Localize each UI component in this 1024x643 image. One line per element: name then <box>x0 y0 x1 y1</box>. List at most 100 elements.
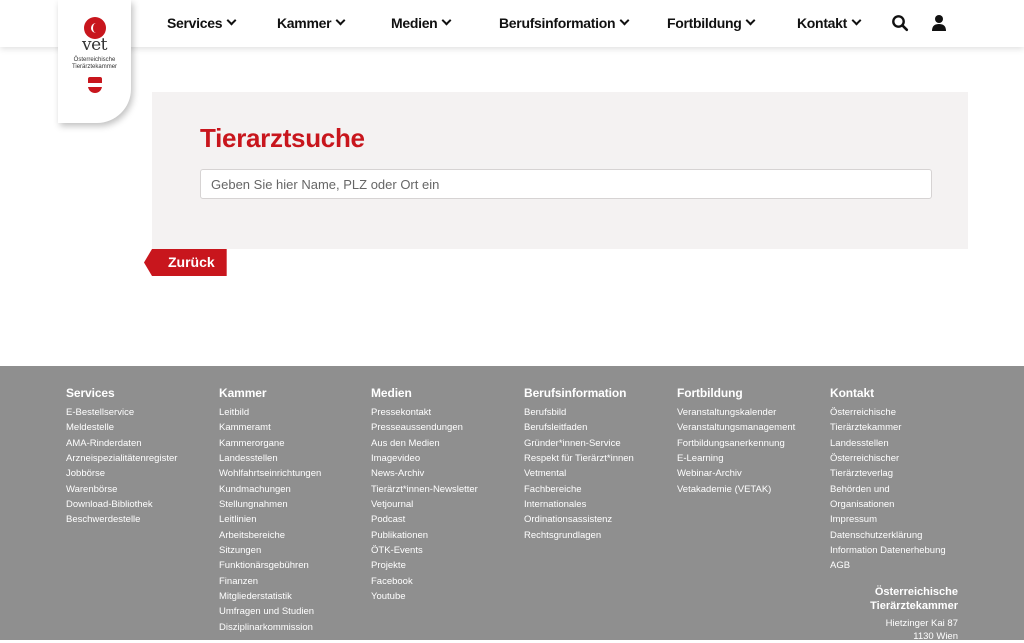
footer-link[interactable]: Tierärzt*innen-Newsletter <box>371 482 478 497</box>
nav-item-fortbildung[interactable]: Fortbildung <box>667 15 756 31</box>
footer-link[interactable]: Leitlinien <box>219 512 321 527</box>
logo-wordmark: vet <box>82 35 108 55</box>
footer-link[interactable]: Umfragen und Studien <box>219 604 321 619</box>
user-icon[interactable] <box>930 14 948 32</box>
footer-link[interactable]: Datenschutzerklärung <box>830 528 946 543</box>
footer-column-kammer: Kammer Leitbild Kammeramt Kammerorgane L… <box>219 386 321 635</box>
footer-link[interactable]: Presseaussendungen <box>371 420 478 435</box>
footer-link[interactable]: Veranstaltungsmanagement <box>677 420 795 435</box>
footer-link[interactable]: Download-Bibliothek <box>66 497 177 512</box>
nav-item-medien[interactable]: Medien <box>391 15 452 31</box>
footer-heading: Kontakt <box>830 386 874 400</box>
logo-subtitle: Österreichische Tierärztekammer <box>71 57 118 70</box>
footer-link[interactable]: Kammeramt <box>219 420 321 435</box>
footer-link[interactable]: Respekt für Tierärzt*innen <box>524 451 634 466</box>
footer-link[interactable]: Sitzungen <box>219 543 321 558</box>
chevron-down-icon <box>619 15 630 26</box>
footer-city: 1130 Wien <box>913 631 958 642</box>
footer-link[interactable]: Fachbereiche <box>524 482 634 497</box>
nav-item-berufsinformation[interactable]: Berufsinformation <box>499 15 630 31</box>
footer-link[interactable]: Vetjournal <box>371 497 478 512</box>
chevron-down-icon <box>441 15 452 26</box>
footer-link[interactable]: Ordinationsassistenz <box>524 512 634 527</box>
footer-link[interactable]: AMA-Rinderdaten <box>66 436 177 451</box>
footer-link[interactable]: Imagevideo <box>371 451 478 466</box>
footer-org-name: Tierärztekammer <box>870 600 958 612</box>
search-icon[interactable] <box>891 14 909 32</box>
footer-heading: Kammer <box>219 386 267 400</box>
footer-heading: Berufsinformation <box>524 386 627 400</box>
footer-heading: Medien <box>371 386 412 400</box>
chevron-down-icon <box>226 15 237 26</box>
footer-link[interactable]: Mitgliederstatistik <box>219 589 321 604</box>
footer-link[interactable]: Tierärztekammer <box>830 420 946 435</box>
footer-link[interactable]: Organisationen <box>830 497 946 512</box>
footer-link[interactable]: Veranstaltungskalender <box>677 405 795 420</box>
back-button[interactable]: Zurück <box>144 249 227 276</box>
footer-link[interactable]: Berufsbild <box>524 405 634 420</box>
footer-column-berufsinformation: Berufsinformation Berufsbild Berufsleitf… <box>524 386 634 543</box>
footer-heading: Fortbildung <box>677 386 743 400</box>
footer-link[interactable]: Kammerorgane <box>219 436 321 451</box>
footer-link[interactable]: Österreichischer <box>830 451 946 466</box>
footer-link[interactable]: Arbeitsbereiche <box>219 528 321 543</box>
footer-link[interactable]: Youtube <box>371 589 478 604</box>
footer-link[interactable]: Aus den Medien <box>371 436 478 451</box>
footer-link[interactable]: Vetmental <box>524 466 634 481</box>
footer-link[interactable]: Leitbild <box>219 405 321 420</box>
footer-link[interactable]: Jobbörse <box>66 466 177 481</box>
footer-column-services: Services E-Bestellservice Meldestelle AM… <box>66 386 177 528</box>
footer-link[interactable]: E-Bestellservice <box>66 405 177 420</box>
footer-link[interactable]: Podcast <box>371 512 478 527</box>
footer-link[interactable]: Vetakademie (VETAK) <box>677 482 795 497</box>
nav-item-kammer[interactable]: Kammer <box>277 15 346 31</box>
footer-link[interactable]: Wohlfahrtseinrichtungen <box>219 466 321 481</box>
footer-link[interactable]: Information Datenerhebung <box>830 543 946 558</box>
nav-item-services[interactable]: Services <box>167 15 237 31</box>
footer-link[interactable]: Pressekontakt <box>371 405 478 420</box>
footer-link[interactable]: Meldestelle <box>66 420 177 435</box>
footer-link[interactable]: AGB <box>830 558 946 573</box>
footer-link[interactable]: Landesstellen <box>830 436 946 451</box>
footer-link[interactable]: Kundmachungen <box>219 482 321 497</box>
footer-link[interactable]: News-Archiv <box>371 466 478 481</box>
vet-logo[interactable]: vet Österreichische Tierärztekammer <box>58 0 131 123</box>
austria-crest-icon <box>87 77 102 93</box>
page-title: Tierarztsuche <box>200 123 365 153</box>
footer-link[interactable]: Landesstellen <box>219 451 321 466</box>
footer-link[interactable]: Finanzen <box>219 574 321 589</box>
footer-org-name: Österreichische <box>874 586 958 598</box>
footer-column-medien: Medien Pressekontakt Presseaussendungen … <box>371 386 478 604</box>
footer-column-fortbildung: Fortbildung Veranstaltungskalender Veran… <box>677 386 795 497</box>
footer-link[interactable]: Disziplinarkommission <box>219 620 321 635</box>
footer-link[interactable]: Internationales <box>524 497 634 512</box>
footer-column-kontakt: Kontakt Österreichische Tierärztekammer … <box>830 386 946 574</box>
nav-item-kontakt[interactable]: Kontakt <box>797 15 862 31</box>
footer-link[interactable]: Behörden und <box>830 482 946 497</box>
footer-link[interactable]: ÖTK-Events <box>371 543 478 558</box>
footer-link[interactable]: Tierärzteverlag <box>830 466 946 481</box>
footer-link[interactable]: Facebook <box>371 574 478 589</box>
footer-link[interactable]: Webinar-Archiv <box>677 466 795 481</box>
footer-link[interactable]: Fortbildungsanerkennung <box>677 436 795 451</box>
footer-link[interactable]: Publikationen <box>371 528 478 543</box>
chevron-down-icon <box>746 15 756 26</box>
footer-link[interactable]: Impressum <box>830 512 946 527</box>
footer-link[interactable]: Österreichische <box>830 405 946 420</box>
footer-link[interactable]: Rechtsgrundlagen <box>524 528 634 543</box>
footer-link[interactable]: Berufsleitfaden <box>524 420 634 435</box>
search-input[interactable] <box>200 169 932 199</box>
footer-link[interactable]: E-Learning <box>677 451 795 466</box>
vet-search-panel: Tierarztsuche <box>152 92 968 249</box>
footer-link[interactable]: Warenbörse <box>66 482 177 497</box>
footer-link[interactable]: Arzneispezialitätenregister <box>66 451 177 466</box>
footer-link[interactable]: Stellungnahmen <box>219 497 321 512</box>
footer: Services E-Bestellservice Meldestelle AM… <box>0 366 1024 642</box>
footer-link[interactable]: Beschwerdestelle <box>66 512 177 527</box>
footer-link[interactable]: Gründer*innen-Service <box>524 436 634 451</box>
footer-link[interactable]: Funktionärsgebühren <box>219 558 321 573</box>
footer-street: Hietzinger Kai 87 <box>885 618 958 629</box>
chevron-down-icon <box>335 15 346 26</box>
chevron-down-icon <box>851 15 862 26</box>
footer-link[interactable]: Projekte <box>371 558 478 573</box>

---

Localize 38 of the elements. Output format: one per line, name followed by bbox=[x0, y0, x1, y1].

- Exercise requirements: Transcribe the entries above from the line with "Localize each UI" to the line with "nav-item-fortbildung[interactable]: Fortbildung <box>667", including both of those lines, and leave out the pictures.

- Answer to this exercise:
Localize each UI component in this 1024x643 image. One line per element: name then <box>x0 y0 x1 y1</box>. List at most 100 elements.
footer-link[interactable]: Tierärzt*innen-Newsletter <box>371 482 478 497</box>
nav-item-fortbildung[interactable]: Fortbildung <box>667 15 756 31</box>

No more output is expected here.